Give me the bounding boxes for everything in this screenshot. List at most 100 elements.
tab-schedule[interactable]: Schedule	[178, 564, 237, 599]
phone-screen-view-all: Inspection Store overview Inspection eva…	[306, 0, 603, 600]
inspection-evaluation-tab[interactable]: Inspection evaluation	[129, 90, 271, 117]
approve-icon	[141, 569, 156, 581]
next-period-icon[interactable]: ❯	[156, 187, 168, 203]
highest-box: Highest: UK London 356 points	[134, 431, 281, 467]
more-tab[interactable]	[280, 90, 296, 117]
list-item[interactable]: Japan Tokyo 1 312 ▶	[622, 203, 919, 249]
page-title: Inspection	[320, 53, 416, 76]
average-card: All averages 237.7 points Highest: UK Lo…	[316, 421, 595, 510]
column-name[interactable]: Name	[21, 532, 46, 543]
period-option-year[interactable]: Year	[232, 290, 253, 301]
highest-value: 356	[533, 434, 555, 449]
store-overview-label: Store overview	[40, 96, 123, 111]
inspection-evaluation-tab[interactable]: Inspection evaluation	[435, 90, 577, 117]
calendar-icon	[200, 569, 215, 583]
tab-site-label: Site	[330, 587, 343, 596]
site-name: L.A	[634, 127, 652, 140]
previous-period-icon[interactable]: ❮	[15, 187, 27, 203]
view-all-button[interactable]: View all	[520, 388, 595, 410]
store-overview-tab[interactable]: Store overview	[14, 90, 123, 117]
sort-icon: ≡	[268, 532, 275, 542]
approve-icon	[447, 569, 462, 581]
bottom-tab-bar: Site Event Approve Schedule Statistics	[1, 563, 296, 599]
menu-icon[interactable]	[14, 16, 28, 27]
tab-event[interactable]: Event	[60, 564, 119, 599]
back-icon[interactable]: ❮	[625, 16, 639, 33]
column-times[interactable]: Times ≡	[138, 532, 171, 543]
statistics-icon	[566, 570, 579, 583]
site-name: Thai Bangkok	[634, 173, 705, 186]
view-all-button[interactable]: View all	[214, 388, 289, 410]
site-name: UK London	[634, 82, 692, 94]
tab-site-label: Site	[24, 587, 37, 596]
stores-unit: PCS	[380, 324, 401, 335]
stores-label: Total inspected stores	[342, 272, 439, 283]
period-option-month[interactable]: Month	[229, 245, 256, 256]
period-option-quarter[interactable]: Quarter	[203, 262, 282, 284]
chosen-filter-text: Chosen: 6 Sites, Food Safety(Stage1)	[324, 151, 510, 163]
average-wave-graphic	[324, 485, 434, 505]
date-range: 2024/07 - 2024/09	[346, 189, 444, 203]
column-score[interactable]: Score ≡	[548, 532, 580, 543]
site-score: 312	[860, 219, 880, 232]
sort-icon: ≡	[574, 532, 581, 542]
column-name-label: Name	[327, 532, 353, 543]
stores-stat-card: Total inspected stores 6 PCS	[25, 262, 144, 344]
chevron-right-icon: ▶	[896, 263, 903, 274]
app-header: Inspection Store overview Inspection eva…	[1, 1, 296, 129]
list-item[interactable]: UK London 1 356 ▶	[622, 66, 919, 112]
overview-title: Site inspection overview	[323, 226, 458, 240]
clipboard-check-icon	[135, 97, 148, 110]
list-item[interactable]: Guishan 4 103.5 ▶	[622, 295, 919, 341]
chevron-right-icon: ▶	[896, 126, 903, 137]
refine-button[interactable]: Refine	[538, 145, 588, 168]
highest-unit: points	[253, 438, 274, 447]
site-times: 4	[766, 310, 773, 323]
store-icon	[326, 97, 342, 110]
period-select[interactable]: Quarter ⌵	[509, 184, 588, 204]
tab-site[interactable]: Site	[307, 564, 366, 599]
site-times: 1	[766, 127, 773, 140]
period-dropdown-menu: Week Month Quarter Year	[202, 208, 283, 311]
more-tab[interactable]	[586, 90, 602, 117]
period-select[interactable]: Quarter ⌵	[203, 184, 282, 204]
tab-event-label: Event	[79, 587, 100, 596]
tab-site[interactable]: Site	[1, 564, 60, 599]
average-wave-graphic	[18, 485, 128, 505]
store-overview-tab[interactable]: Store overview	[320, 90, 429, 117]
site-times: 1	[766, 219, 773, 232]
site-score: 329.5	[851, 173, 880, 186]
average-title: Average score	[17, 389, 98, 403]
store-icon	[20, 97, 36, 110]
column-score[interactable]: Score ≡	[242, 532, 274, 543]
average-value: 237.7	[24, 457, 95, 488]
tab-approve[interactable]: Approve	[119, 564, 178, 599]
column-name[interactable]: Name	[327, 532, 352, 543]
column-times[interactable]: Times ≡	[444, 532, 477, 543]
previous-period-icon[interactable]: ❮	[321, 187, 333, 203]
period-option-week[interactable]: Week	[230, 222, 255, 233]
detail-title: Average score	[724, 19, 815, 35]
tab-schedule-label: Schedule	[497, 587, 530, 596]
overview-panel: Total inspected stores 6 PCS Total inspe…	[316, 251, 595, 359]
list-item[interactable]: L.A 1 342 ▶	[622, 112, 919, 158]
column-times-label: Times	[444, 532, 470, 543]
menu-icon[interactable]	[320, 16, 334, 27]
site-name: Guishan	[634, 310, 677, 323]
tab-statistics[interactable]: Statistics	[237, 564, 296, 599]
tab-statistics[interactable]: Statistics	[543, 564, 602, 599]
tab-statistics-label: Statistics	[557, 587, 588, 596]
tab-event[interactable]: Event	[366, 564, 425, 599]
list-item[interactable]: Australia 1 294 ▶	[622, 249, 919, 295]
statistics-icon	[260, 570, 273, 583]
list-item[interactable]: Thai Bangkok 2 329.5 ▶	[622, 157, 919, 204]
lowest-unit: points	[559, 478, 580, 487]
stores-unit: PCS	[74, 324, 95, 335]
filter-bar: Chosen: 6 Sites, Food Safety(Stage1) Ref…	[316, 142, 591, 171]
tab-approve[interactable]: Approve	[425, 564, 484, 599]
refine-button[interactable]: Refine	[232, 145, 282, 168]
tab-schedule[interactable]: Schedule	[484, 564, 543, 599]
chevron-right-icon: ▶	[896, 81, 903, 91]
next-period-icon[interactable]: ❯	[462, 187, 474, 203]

______________________________

Copy out every one of the items above, line by line, with no changes.

## Problem solution
Give me the bounding boxes for everything in this screenshot. List at most 100 elements.
tab-schedule[interactable]: Schedule	[178, 564, 237, 599]
phone-screen-view-all: Inspection Store overview Inspection eva…	[306, 0, 603, 600]
inspection-evaluation-tab[interactable]: Inspection evaluation	[129, 90, 271, 117]
approve-icon	[141, 569, 156, 581]
next-period-icon[interactable]: ❯	[156, 187, 168, 203]
highest-box: Highest: UK London 356 points	[134, 431, 281, 467]
more-tab[interactable]	[280, 90, 296, 117]
list-item[interactable]: Japan Tokyo 1 312 ▶	[622, 203, 919, 249]
page-title: Inspection	[320, 53, 416, 76]
average-card: All averages 237.7 points Highest: UK Lo…	[316, 421, 595, 510]
column-name[interactable]: Name	[21, 532, 46, 543]
period-option-year[interactable]: Year	[232, 290, 253, 301]
highest-value: 356	[533, 434, 555, 449]
store-overview-label: Store overview	[40, 96, 123, 111]
inspection-evaluation-tab[interactable]: Inspection evaluation	[435, 90, 577, 117]
calendar-icon	[200, 569, 215, 583]
tab-site-label: Site	[330, 587, 343, 596]
site-name: L.A	[634, 127, 652, 140]
previous-period-icon[interactable]: ❮	[15, 187, 27, 203]
view-all-button[interactable]: View all	[520, 388, 595, 410]
store-overview-tab[interactable]: Store overview	[14, 90, 123, 117]
sort-icon: ≡	[268, 532, 275, 542]
approve-icon	[447, 569, 462, 581]
bottom-tab-bar: Site Event Approve Schedule Statistics	[1, 563, 296, 599]
menu-icon[interactable]	[14, 16, 28, 27]
tab-event[interactable]: Event	[60, 564, 119, 599]
back-icon[interactable]: ❮	[625, 16, 639, 33]
column-times[interactable]: Times ≡	[138, 532, 171, 543]
statistics-icon	[566, 570, 579, 583]
site-name: Thai Bangkok	[634, 173, 705, 186]
view-all-button[interactable]: View all	[214, 388, 289, 410]
site-name: UK London	[634, 82, 692, 94]
tab-site-label: Site	[24, 587, 37, 596]
stores-unit: PCS	[380, 324, 401, 335]
stores-label: Total inspected stores	[342, 272, 439, 283]
period-option-month[interactable]: Month	[229, 245, 256, 256]
period-option-quarter[interactable]: Quarter	[203, 262, 282, 284]
chosen-filter-text: Chosen: 6 Sites, Food Safety(Stage1)	[324, 151, 510, 163]
average-wave-graphic	[324, 485, 434, 505]
date-range: 2024/07 - 2024/09	[346, 189, 444, 203]
column-score[interactable]: Score ≡	[548, 532, 580, 543]
site-score: 312	[860, 219, 880, 232]
sort-icon: ≡	[574, 532, 581, 542]
column-name-label: Name	[327, 532, 353, 543]
stores-stat-card: Total inspected stores 6 PCS	[25, 262, 144, 344]
chevron-right-icon: ▶	[896, 263, 903, 274]
app-header: Inspection Store overview Inspection eva…	[1, 1, 296, 129]
list-item[interactable]: UK London 1 356 ▶	[622, 66, 919, 112]
overview-title: Site inspection overview	[323, 226, 458, 240]
clipboard-check-icon	[135, 97, 148, 110]
list-item[interactable]: Guishan 4 103.5 ▶	[622, 295, 919, 341]
chevron-right-icon: ▶	[896, 126, 903, 137]
refine-button[interactable]: Refine	[538, 145, 588, 168]
highest-unit: points	[253, 438, 274, 447]
site-times: 4	[766, 310, 773, 323]
store-icon	[326, 97, 342, 110]
period-select[interactable]: Quarter ⌵	[509, 184, 588, 204]
tab-site[interactable]: Site	[307, 564, 366, 599]
site-times: 1	[766, 127, 773, 140]
period-dropdown-menu: Week Month Quarter Year	[202, 208, 283, 311]
more-tab[interactable]	[586, 90, 602, 117]
period-select[interactable]: Quarter ⌵	[203, 184, 282, 204]
tab-event-label: Event	[79, 587, 100, 596]
tab-site[interactable]: Site	[1, 564, 60, 599]
average-wave-graphic	[18, 485, 128, 505]
store-overview-tab[interactable]: Store overview	[320, 90, 429, 117]
site-times: 1	[766, 219, 773, 232]
site-score: 329.5	[851, 173, 880, 186]
average-title: Average score	[17, 389, 98, 403]
store-icon	[20, 97, 36, 110]
column-score[interactable]: Score ≡	[242, 532, 274, 543]
average-value: 237.7	[24, 457, 95, 488]
tab-approve[interactable]: Approve	[119, 564, 178, 599]
column-name[interactable]: Name	[327, 532, 352, 543]
column-times[interactable]: Times ≡	[444, 532, 477, 543]
previous-period-icon[interactable]: ❮	[321, 187, 333, 203]
period-option-week[interactable]: Week	[230, 222, 255, 233]
detail-title: Average score	[724, 19, 815, 35]
tab-schedule-label: Schedule	[497, 587, 530, 596]
overview-panel: Total inspected stores 6 PCS Total inspe…	[316, 251, 595, 359]
list-item[interactable]: L.A 1 342 ▶	[622, 112, 919, 158]
column-times-label: Times	[444, 532, 470, 543]
menu-icon[interactable]	[320, 16, 334, 27]
site-name: Guishan	[634, 310, 677, 323]
tab-statistics[interactable]: Statistics	[237, 564, 296, 599]
tab-statistics[interactable]: Statistics	[543, 564, 602, 599]
tab-statistics-label: Statistics	[557, 587, 588, 596]
tab-event[interactable]: Event	[366, 564, 425, 599]
list-item[interactable]: Australia 1 294 ▶	[622, 249, 919, 295]
statistics-icon	[260, 570, 273, 583]
list-item[interactable]: Thai Bangkok 2 329.5 ▶	[622, 157, 919, 204]
lowest-unit: points	[559, 478, 580, 487]
stores-unit: PCS	[74, 324, 95, 335]
filter-bar: Chosen: 6 Sites, Food Safety(Stage1) Ref…	[316, 142, 591, 171]
tab-approve[interactable]: Approve	[425, 564, 484, 599]
refine-button[interactable]: Refine	[232, 145, 282, 168]
tab-schedule[interactable]: Schedule	[484, 564, 543, 599]
chevron-right-icon: ▶	[896, 81, 903, 91]
next-period-icon[interactable]: ❯	[462, 187, 474, 203]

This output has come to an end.